• TO DO
Omit images. Retype all entries verbatim.

• GIVEN DATA

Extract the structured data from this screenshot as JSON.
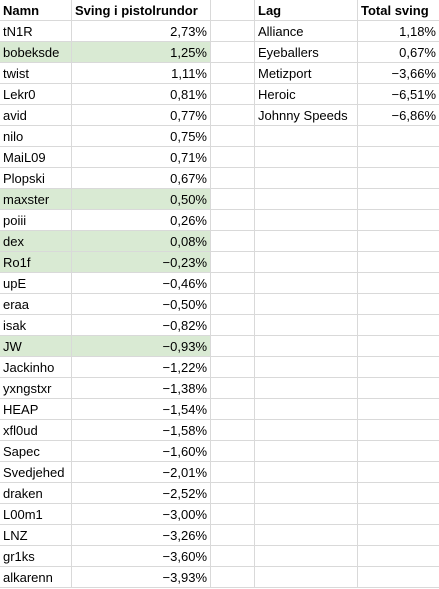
{
  "headers": {
    "name": "Namn",
    "swing": "Sving i pistolrundor",
    "team": "Lag",
    "total": "Total sving"
  },
  "players": [
    {
      "name": "tN1R",
      "swing": "2,73%",
      "highlight": false
    },
    {
      "name": "bobeksde",
      "swing": "1,25%",
      "highlight": true
    },
    {
      "name": "twist",
      "swing": "1,11%",
      "highlight": false
    },
    {
      "name": "Lekr0",
      "swing": "0,81%",
      "highlight": false
    },
    {
      "name": "avid",
      "swing": "0,77%",
      "highlight": false
    },
    {
      "name": "nilo",
      "swing": "0,75%",
      "highlight": false
    },
    {
      "name": "MaiL09",
      "swing": "0,71%",
      "highlight": false
    },
    {
      "name": "Plopski",
      "swing": "0,67%",
      "highlight": false
    },
    {
      "name": "maxster",
      "swing": "0,50%",
      "highlight": true
    },
    {
      "name": "poiii",
      "swing": "0,26%",
      "highlight": false
    },
    {
      "name": "dex",
      "swing": "0,08%",
      "highlight": true
    },
    {
      "name": "Ro1f",
      "swing": "−0,23%",
      "highlight": true
    },
    {
      "name": "upE",
      "swing": "−0,46%",
      "highlight": false
    },
    {
      "name": "eraa",
      "swing": "−0,50%",
      "highlight": false
    },
    {
      "name": "isak",
      "swing": "−0,82%",
      "highlight": false
    },
    {
      "name": "JW",
      "swing": "−0,93%",
      "highlight": true
    },
    {
      "name": "Jackinho",
      "swing": "−1,22%",
      "highlight": false
    },
    {
      "name": "yxngstxr",
      "swing": "−1,38%",
      "highlight": false
    },
    {
      "name": "HEAP",
      "swing": "−1,54%",
      "highlight": false
    },
    {
      "name": "xfl0ud",
      "swing": "−1,58%",
      "highlight": false
    },
    {
      "name": "Sapec",
      "swing": "−1,60%",
      "highlight": false
    },
    {
      "name": "Svedjehed",
      "swing": "−2,01%",
      "highlight": false
    },
    {
      "name": "draken",
      "swing": "−2,52%",
      "highlight": false
    },
    {
      "name": "L00m1",
      "swing": "−3,00%",
      "highlight": false
    },
    {
      "name": "LNZ",
      "swing": "−3,26%",
      "highlight": false
    },
    {
      "name": "gr1ks",
      "swing": "−3,60%",
      "highlight": false
    },
    {
      "name": "alkarenn",
      "swing": "−3,93%",
      "highlight": false
    }
  ],
  "teams": [
    {
      "team": "Alliance",
      "total": "1,18%"
    },
    {
      "team": "Eyeballers",
      "total": "0,67%"
    },
    {
      "team": "Metizport",
      "total": "−3,66%"
    },
    {
      "team": "Heroic",
      "total": "−6,51%"
    },
    {
      "team": "Johnny Speeds",
      "total": "−6,86%"
    }
  ],
  "colors": {
    "highlight": "#d9ead3",
    "gridline": "#d9d9d9"
  }
}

• OUTPUT OF THE EXERCISE
Extract the structured data from this screenshot as JSON.
{
  "headers": {
    "name": "Namn",
    "swing": "Sving i pistolrundor",
    "team": "Lag",
    "total": "Total sving"
  },
  "players": [
    {
      "name": "tN1R",
      "swing": "2,73%",
      "highlight": false
    },
    {
      "name": "bobeksde",
      "swing": "1,25%",
      "highlight": true
    },
    {
      "name": "twist",
      "swing": "1,11%",
      "highlight": false
    },
    {
      "name": "Lekr0",
      "swing": "0,81%",
      "highlight": false
    },
    {
      "name": "avid",
      "swing": "0,77%",
      "highlight": false
    },
    {
      "name": "nilo",
      "swing": "0,75%",
      "highlight": false
    },
    {
      "name": "MaiL09",
      "swing": "0,71%",
      "highlight": false
    },
    {
      "name": "Plopski",
      "swing": "0,67%",
      "highlight": false
    },
    {
      "name": "maxster",
      "swing": "0,50%",
      "highlight": true
    },
    {
      "name": "poiii",
      "swing": "0,26%",
      "highlight": false
    },
    {
      "name": "dex",
      "swing": "0,08%",
      "highlight": true
    },
    {
      "name": "Ro1f",
      "swing": "−0,23%",
      "highlight": true
    },
    {
      "name": "upE",
      "swing": "−0,46%",
      "highlight": false
    },
    {
      "name": "eraa",
      "swing": "−0,50%",
      "highlight": false
    },
    {
      "name": "isak",
      "swing": "−0,82%",
      "highlight": false
    },
    {
      "name": "JW",
      "swing": "−0,93%",
      "highlight": true
    },
    {
      "name": "Jackinho",
      "swing": "−1,22%",
      "highlight": false
    },
    {
      "name": "yxngstxr",
      "swing": "−1,38%",
      "highlight": false
    },
    {
      "name": "HEAP",
      "swing": "−1,54%",
      "highlight": false
    },
    {
      "name": "xfl0ud",
      "swing": "−1,58%",
      "highlight": false
    },
    {
      "name": "Sapec",
      "swing": "−1,60%",
      "highlight": false
    },
    {
      "name": "Svedjehed",
      "swing": "−2,01%",
      "highlight": false
    },
    {
      "name": "draken",
      "swing": "−2,52%",
      "highlight": false
    },
    {
      "name": "L00m1",
      "swing": "−3,00%",
      "highlight": false
    },
    {
      "name": "LNZ",
      "swing": "−3,26%",
      "highlight": false
    },
    {
      "name": "gr1ks",
      "swing": "−3,60%",
      "highlight": false
    },
    {
      "name": "alkarenn",
      "swing": "−3,93%",
      "highlight": false
    }
  ],
  "teams": [
    {
      "team": "Alliance",
      "total": "1,18%"
    },
    {
      "team": "Eyeballers",
      "total": "0,67%"
    },
    {
      "team": "Metizport",
      "total": "−3,66%"
    },
    {
      "team": "Heroic",
      "total": "−6,51%"
    },
    {
      "team": "Johnny Speeds",
      "total": "−6,86%"
    }
  ],
  "colors": {
    "highlight": "#d9ead3",
    "gridline": "#d9d9d9"
  }
}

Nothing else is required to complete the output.